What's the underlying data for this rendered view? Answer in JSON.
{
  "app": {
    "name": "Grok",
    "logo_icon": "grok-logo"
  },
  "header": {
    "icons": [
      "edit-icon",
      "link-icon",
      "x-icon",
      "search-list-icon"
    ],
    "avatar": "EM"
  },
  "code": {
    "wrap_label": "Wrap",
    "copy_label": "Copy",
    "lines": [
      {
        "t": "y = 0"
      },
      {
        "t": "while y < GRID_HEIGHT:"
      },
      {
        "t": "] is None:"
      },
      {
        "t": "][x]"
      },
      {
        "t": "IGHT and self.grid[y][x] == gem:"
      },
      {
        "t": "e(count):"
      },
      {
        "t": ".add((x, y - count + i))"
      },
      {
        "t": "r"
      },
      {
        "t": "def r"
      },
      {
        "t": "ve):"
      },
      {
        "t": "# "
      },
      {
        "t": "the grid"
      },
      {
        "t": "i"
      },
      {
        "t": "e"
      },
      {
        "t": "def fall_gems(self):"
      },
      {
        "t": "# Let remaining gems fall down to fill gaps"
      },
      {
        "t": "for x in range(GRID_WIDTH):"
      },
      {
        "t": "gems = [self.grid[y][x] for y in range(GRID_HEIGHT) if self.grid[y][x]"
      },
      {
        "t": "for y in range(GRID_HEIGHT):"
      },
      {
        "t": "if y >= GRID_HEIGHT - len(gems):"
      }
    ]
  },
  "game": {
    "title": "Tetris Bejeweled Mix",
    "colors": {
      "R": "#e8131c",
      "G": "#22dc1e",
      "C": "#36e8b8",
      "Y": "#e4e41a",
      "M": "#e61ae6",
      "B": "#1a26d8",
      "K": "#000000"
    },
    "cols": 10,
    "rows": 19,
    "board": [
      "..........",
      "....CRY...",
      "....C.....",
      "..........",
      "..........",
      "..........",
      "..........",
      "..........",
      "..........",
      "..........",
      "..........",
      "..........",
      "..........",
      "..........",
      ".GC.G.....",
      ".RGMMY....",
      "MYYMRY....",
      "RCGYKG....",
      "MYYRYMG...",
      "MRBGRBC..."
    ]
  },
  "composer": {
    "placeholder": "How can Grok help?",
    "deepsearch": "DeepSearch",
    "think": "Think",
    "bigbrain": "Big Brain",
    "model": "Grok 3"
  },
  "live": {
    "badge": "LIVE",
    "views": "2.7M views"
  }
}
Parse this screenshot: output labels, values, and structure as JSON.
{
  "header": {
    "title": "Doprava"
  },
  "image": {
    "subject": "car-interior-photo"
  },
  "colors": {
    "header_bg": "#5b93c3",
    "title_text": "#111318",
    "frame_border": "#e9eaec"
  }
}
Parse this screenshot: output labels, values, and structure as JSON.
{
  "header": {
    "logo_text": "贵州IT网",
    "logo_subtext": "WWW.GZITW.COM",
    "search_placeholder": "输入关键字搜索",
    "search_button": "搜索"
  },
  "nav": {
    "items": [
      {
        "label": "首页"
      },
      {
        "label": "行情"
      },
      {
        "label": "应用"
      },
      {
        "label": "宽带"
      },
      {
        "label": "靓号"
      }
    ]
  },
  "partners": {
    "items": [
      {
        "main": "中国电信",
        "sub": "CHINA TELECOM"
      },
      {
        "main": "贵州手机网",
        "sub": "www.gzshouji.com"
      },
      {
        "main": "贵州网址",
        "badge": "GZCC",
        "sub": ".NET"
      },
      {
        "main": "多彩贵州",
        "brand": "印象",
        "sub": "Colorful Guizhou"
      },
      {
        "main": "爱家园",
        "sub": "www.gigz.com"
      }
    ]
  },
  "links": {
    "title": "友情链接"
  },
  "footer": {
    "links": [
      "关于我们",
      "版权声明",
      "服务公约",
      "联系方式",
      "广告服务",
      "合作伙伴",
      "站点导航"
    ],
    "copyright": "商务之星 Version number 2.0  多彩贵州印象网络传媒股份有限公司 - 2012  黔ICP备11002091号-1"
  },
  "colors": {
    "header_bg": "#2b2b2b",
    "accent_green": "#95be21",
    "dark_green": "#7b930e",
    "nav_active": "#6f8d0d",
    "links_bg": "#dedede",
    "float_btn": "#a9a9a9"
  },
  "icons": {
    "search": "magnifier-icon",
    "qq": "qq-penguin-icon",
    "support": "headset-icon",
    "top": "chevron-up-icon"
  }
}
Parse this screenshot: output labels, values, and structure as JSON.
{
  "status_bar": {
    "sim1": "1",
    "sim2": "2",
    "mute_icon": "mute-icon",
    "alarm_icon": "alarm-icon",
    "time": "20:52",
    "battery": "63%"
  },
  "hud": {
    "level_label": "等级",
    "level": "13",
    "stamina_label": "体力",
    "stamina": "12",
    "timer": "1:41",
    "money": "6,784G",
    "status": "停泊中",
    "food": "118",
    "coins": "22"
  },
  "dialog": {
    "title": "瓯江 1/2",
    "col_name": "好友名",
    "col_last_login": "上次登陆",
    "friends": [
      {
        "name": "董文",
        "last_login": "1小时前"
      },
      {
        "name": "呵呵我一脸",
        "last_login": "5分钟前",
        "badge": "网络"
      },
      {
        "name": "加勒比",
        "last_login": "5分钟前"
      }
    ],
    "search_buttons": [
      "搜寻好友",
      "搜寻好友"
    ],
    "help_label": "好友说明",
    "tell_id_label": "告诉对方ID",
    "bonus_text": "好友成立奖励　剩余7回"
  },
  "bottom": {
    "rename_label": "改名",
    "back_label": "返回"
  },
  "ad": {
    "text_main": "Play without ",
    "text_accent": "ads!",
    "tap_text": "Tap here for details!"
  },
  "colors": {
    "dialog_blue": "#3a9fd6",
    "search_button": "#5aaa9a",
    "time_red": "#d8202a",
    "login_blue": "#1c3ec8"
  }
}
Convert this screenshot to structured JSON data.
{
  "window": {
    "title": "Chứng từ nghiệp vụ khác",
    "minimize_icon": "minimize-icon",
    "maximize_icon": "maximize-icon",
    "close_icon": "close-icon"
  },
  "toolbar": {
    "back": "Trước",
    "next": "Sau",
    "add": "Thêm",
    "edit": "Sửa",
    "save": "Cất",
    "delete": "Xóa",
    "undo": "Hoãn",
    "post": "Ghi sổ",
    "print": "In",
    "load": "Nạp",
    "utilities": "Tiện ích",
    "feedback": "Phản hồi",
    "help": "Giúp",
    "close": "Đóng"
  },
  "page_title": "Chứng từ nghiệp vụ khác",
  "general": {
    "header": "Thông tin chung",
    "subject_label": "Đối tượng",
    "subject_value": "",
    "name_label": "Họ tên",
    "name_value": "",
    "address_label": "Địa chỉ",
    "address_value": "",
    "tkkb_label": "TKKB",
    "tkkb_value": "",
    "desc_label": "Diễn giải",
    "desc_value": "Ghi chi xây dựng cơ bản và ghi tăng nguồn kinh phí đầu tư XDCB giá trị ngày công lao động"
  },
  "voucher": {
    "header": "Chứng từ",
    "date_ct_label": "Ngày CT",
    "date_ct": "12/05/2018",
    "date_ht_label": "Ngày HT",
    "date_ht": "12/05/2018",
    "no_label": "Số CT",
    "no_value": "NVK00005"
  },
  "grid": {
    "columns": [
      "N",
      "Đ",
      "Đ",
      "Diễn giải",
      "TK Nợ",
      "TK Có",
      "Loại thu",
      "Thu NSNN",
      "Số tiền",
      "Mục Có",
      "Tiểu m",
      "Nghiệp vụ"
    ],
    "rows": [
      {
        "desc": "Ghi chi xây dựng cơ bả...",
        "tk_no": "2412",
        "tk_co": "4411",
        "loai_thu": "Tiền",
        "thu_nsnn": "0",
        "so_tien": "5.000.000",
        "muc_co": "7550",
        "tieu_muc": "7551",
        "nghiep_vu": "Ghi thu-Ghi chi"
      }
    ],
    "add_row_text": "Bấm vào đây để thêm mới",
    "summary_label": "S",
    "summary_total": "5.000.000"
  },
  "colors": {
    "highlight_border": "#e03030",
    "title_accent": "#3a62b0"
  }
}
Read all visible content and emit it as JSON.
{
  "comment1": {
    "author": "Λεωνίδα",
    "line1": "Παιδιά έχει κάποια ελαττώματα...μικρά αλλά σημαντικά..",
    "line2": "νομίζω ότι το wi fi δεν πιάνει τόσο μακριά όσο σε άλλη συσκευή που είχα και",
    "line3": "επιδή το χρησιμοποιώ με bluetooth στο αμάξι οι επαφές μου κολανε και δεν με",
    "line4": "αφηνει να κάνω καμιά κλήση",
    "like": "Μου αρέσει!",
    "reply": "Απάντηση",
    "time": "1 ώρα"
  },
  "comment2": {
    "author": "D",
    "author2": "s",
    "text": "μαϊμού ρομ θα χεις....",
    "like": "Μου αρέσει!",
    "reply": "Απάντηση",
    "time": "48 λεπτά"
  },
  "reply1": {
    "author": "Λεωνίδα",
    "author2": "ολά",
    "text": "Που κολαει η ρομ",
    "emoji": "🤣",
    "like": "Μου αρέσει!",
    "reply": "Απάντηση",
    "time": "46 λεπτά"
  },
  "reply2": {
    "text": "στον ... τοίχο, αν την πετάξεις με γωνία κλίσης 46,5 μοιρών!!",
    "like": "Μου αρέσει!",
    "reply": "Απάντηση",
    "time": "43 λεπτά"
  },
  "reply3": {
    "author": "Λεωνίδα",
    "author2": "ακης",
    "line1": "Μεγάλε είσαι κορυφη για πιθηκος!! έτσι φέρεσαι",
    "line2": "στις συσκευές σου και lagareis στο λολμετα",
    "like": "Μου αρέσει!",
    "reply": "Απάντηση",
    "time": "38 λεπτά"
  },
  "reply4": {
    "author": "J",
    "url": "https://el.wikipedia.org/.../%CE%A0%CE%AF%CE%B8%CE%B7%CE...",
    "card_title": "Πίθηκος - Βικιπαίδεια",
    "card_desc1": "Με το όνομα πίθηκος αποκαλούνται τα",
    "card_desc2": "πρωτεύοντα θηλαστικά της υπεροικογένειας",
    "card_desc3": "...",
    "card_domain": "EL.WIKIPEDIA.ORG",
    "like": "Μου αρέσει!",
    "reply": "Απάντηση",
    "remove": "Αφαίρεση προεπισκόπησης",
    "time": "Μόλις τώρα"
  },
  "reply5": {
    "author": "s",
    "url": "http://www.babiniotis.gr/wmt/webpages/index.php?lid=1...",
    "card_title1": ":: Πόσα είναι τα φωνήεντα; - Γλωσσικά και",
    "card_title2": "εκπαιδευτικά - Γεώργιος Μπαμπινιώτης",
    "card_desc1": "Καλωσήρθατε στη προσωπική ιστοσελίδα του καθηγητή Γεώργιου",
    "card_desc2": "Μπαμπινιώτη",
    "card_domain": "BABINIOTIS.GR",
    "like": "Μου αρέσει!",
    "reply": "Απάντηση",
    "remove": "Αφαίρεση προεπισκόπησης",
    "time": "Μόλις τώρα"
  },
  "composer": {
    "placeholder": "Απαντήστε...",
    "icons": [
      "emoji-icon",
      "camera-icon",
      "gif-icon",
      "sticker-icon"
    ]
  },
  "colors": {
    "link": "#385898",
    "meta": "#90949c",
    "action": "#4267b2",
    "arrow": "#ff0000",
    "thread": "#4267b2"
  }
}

----

Look for the word "range" and return every line where it occurs.

        "t": "for x in range(GRID_WIDTH):"
        "t": "gems = [self.grid[y][x] for y in range(GRID_HEIGHT) if self.grid[y][x]"
        "t": "for y in range(GRID_HEIGHT):"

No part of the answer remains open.